→ **PASSAGE SHOWN**

-- begin --

Thus the only non-zero component of the sum comes from the identity permutation. \(\\\) Since \(\ \text{sgn}\,\text{id} = +1,\ \) we get finally: \(\quad\det\boldsymbol{A}\ =\ a_{11}\ a_{22}\ a_{33}\ \dots\ a_{n-1,n-1}\ a_{nn}\,.\) \(\quad\bullet\)

The proof for a lower triangular matrix goes along analogous way.

Corollary. \(\,\) Determinant of a diagonal matrix is equal to the product of its diagonal elements:

\[\begin{split}\left|\,\begin{array}{cccccc} a_{11} & 0 & 0 & \dots & 0 & 0 \\ 0 & a_{22} & 0 & \dots & 0 & 0 \\ 0 & 0 & a_{33} & \dots & 0 & 0 \\ \dots & \dots & \dots & \dots & \dots & \dots \\ 0 & 0 & 0 & \dots & a_{n-1,n-1} & 0 \\ 0 & 0 & 0 & \dots & 0 & a_{nn} \end{array} \right|\ \ =\ \ a_{11}\ a_{22}\ a_{33}\ \dots\ a_{n-1,n-1}\ a_{nn}\,.\end{split}\]

\(\\\)

Theorem 2. \(\,\) Determinant of a matrix product.

Determinant of a product of two matrices equals the product of their determinants:

(2)\[\det{\,(\boldsymbol{A}\boldsymbol{B})}\ \,=\ \,\det{\boldsymbol{A}}\,\cdot\,\det{\boldsymbol{B}}\,, \qquad\boldsymbol{A},\boldsymbol{B}\in M_n(K).\]

Proof. \(\,\) Using the Property IV and the Permutation Expansion (1) we get

\[\det{\,(\boldsymbol{A}\boldsymbol{B})}\ \,=\ \, \det{\boldsymbol{A}}\,\cdot\,\sum_{\sigma\,\in\,S_n}\, \text{sgn}\,\sigma\,\cdot\, b_{\sigma(1),1}\ b_{\sigma(2),2}\ \ldots,\ b_{\sigma(n),n}\ \ =\ \ \det{\boldsymbol{A}}\,\cdot\,\det{\boldsymbol{B}}\,. \quad\bullet\]

Formula (2) may be generalized to the case of several matrix factors under the \(\,\det\,\) symbol:

\[\begin{split}\det{\,\left(\boldsymbol{A}_1\,\boldsymbol{A}_2\,\ldots\, \boldsymbol{A}_k\,\right)}\ =\ \det{\boldsymbol{A}_1}\ \cdot\ \det{\boldsymbol{A}_2}\ \cdot\ \ldots\ \cdot\ \det{\boldsymbol{A}_k}\,, \qquad \begin{array}{l} \boldsymbol{A}_i\in M_n(K), \\ i=1,2,\ldots,k. \end{array}\end{split}\]

Theorem 3. \(\,\) Determinant of a transposed matrix.

-- end --

→ **RECORDS SHOWN**
-- begin --

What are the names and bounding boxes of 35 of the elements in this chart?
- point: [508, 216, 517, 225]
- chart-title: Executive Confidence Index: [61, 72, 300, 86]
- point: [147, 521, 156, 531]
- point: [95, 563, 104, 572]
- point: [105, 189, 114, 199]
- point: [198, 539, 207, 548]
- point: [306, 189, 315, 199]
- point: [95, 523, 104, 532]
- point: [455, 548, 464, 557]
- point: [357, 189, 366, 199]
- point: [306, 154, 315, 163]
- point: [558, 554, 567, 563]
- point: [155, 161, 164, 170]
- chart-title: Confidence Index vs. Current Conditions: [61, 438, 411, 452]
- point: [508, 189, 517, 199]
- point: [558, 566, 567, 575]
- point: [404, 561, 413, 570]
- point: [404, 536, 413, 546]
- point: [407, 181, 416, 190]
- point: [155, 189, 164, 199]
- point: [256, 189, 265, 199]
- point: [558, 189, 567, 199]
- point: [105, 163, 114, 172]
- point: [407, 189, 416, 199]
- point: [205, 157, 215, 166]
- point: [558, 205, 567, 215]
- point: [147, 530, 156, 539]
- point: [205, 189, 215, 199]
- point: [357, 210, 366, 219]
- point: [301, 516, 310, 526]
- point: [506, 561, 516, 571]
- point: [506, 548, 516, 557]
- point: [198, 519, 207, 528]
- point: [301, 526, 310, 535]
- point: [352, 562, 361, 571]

-- end --

→ **REQUIRED TASKS**
- a) Could you edit the whole listing that follows the passage on determinants, replacing "chart-title" with "heading" everywhere and leaving everything else unchanged?
- b) Can you resume the passage on determinants after its final line?

→ **WRITTEN RESPONSES**
- a)
What are the names and bounding boxes of 35 of the elements in this chart?
- point: [508, 216, 517, 225]
- heading: Executive Confidence Index: [61, 72, 300, 86]
- point: [147, 521, 156, 531]
- point: [95, 563, 104, 572]
- point: [105, 189, 114, 199]
- point: [198, 539, 207, 548]
- point: [306, 189, 315, 199]
- point: [95, 523, 104, 532]
- point: [455, 548, 464, 557]
- point: [357, 189, 366, 199]
- point: [306, 154, 315, 163]
- point: [558, 554, 567, 563]
- point: [155, 161, 164, 170]
- heading: Confidence Index vs. Current Conditions: [61, 438, 411, 452]
- point: [508, 189, 517, 199]
- point: [558, 566, 567, 575]
- point: [404, 561, 413, 570]
- point: [404, 536, 413, 546]
- point: [407, 181, 416, 190]
- point: [155, 189, 164, 199]
- point: [256, 189, 265, 199]
- point: [558, 189, 567, 199]
- point: [105, 163, 114, 172]
- point: [407, 189, 416, 199]
- point: [205, 157, 215, 166]
- point: [558, 205, 567, 215]
- point: [147, 530, 156, 539]
- point: [205, 189, 215, 199]
- point: [357, 210, 366, 219]
- point: [301, 516, 310, 526]
- point: [506, 561, 516, 571]
- point: [506, 548, 516, 557]
- point: [198, 519, 207, 528]
- point: [301, 526, 310, 535]
- point: [352, 562, 361, 571]

- b)
Determinant is invariant under the matrix transpose:

\[\det{\boldsymbol{A}^T}\ =\ \, \det{\boldsymbol{A}}\,,\qquad\boldsymbol{A}\in M_n(K).\]

Corollary. \(\,\) All true statements on determinants remain true, if the words “column” are exchanged for “row”, and conversely. In particular, the Properties I.-IV., derived in the preceding section, pertain to rows as well. The definition of determinant may be equivalently formulated in terms of rows, leading to the row version of the Permutation Expansion:

(3)\[\det{\,\boldsymbol{A}}\ \ =\ \ \sum_{\sigma\,\in\,S_n}\ \text{sgn}\,\sigma\,\cdot\, a_{1,\,\sigma(1)}\ a_{2,\,\sigma(2)}\ \ldots\ a_{n,\,\sigma(n)}\,.\]

The proof of Theorem 3. is preceded by three lemmas.

Lemma 1. \(\\\) The set of inverses of all elements belonging to the group \(\,S_n\ \) is identical to the set \(\,S_n\,\) itself:

\[\{\ \sigma^{-1}:\ \sigma\in S_n\ \}\ =\ S_n\ =\ \{\ \sigma:\ \sigma\in S_n\ \}\,.\]

This stems from the fact that the mapping \(\ f :\ S_n\ni\sigma\ \rightarrow\ f(\sigma):\,=\sigma^{-1}\in S_n\ \) is bijective.

Conclusion. \(\,\) If the addition of elements \(\,F(\sigma)\,\) is commutative, \(\ \) then

(4)\[\sum_{\sigma\,\in\,S_n} F(\sigma)\ \,=\ \, \sum_{\sigma\,\in\,S_n} F(\sigma^{-1})\,.\]

Lemma 2. \(\,\) The set of values of a permutation \(\,\sigma\in S_n\,\) is the set \(\,\{\,1,2,\ldots,n\,\}\,:\)

\[\left\{\;\sigma(i):\ i\in\{1,2,\ldots,n\,\}\,\right\}\ =\ \{1,2,\ldots,n\,\}\,.\]

This is a consequence of the definition of the permutation \(\,\sigma\in S_n\,\) as a mapping of the set \(\,\{\,1,2,\ldots,n\,\}\,\) onto itself.

Conclusion. \(\,\) If the multiplication of elements \(\,F(i)\,\) is commutative, \(\,\) then for any \(\,\sigma\in S_n\,:\)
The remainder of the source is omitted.